[Figure content listings]
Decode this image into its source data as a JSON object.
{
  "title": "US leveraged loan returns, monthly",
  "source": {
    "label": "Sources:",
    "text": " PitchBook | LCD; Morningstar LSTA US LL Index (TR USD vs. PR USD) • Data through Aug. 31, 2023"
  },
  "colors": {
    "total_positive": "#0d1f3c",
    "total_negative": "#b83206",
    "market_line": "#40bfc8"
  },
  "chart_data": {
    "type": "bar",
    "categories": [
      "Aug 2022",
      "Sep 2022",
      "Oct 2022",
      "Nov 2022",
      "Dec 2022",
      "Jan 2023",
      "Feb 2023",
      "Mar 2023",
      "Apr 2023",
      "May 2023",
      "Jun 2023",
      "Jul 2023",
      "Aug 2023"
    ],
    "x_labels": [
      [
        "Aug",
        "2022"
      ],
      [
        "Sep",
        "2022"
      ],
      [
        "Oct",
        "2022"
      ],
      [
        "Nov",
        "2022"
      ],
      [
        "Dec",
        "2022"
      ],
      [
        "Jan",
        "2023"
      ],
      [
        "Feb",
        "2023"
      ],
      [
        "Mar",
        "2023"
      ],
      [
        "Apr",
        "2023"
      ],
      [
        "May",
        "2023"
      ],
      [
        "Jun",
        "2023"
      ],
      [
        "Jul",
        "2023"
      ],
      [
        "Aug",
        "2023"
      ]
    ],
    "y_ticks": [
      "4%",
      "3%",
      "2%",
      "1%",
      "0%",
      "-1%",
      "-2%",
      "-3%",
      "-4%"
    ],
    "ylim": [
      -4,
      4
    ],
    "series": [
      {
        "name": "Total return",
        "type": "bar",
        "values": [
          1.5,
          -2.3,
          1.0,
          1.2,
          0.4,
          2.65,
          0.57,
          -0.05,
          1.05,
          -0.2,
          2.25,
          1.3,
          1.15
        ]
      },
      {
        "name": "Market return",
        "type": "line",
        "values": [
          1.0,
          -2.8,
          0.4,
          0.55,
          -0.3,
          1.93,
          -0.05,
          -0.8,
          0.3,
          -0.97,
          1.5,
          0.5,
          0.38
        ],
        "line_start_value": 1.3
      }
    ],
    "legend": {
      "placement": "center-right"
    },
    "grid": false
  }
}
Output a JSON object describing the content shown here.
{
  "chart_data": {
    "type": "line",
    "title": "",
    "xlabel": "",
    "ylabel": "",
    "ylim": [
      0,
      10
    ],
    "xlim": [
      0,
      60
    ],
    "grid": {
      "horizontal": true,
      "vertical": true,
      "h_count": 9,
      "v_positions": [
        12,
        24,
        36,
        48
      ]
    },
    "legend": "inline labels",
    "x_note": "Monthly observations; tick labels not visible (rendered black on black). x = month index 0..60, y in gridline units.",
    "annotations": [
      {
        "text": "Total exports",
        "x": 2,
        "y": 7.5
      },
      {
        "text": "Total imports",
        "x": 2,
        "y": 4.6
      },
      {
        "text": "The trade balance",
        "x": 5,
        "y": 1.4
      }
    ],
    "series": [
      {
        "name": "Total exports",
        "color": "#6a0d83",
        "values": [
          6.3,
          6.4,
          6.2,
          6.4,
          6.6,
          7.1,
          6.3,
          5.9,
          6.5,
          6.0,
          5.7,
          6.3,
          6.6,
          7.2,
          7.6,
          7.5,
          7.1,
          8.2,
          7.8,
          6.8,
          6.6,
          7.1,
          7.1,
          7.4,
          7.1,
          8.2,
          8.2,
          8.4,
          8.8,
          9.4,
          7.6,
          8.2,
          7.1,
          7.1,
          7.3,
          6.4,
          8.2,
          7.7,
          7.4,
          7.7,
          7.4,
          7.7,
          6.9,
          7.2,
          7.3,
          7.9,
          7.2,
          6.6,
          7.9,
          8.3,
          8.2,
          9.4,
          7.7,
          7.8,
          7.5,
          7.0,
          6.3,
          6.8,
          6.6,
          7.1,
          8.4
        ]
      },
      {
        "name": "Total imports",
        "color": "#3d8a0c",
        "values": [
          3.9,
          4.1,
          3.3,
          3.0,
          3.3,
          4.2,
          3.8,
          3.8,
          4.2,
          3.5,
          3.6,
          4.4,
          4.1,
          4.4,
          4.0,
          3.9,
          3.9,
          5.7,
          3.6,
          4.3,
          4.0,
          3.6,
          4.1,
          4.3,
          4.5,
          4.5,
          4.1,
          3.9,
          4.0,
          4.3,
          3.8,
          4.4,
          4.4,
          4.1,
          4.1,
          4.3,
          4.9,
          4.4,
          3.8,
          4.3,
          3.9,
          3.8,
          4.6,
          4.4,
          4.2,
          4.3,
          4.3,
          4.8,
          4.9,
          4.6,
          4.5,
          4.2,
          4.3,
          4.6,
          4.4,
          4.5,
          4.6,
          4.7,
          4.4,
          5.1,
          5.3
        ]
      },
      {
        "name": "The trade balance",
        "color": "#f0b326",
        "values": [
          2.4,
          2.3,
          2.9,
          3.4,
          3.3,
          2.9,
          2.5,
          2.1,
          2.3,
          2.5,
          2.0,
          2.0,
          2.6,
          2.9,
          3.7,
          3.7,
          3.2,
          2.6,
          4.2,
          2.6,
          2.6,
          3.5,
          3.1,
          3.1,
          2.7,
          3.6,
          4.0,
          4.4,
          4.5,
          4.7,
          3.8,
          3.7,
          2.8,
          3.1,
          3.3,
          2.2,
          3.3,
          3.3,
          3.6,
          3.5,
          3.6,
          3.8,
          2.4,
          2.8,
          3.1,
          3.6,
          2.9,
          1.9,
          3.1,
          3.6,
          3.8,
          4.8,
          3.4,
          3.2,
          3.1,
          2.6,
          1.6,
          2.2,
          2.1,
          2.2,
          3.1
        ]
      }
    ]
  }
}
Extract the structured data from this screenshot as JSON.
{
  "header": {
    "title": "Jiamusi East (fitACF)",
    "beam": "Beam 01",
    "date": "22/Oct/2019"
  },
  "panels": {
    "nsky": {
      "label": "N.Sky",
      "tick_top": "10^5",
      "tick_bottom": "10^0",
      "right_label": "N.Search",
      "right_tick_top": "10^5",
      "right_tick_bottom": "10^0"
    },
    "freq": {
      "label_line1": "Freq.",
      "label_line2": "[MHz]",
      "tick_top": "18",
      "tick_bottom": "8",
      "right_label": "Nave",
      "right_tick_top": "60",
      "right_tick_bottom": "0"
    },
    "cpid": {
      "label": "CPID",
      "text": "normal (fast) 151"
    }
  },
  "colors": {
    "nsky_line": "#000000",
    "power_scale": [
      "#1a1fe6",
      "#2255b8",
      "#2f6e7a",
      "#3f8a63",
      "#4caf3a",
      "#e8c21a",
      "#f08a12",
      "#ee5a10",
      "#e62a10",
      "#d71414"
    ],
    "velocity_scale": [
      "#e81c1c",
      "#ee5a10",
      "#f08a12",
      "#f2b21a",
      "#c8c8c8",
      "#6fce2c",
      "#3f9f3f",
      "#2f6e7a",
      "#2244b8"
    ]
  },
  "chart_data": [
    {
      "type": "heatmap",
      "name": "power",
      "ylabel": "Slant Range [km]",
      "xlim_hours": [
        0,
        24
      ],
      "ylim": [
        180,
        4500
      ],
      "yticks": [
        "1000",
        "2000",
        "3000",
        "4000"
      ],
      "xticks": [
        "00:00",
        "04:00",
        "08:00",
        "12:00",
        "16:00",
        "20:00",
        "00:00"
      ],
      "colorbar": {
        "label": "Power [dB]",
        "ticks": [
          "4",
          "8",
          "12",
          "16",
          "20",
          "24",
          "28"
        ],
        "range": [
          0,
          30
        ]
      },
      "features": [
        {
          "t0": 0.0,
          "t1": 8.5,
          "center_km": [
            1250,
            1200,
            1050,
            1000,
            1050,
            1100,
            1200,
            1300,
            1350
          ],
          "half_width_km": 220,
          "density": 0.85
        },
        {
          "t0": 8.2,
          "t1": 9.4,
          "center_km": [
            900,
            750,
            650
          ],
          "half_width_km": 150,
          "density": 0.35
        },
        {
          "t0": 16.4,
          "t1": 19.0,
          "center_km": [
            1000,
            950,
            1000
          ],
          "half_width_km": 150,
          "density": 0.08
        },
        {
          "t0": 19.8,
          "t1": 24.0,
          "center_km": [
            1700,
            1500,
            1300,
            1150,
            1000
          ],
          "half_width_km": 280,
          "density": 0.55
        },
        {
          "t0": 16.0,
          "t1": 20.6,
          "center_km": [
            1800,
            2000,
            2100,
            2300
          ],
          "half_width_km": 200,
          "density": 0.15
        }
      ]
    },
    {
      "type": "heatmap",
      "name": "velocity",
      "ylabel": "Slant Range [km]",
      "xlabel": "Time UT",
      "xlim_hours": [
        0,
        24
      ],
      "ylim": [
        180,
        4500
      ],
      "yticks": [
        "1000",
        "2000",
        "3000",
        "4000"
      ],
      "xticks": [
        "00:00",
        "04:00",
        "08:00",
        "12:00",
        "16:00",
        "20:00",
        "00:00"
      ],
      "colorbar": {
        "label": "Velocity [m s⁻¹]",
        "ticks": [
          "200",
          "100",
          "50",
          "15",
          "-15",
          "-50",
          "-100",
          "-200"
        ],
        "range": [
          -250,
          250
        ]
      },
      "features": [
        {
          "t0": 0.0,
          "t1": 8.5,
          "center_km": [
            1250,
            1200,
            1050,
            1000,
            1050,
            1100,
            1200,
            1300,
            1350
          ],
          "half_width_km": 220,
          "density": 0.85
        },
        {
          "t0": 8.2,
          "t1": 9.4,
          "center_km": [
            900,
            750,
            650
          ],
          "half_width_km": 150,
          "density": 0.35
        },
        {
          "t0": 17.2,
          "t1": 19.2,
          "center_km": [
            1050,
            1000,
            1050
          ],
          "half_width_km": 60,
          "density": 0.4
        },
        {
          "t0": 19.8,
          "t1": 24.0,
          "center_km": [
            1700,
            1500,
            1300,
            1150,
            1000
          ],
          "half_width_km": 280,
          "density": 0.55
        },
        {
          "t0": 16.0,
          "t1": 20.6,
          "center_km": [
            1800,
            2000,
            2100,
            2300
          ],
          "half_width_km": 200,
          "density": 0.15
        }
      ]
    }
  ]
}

GIVEN TASK
From the data above, copy each line that has the string "balance".

ANSWER TO THIS TASK
        "text": "The trade balance",
        "name": "The trade balance",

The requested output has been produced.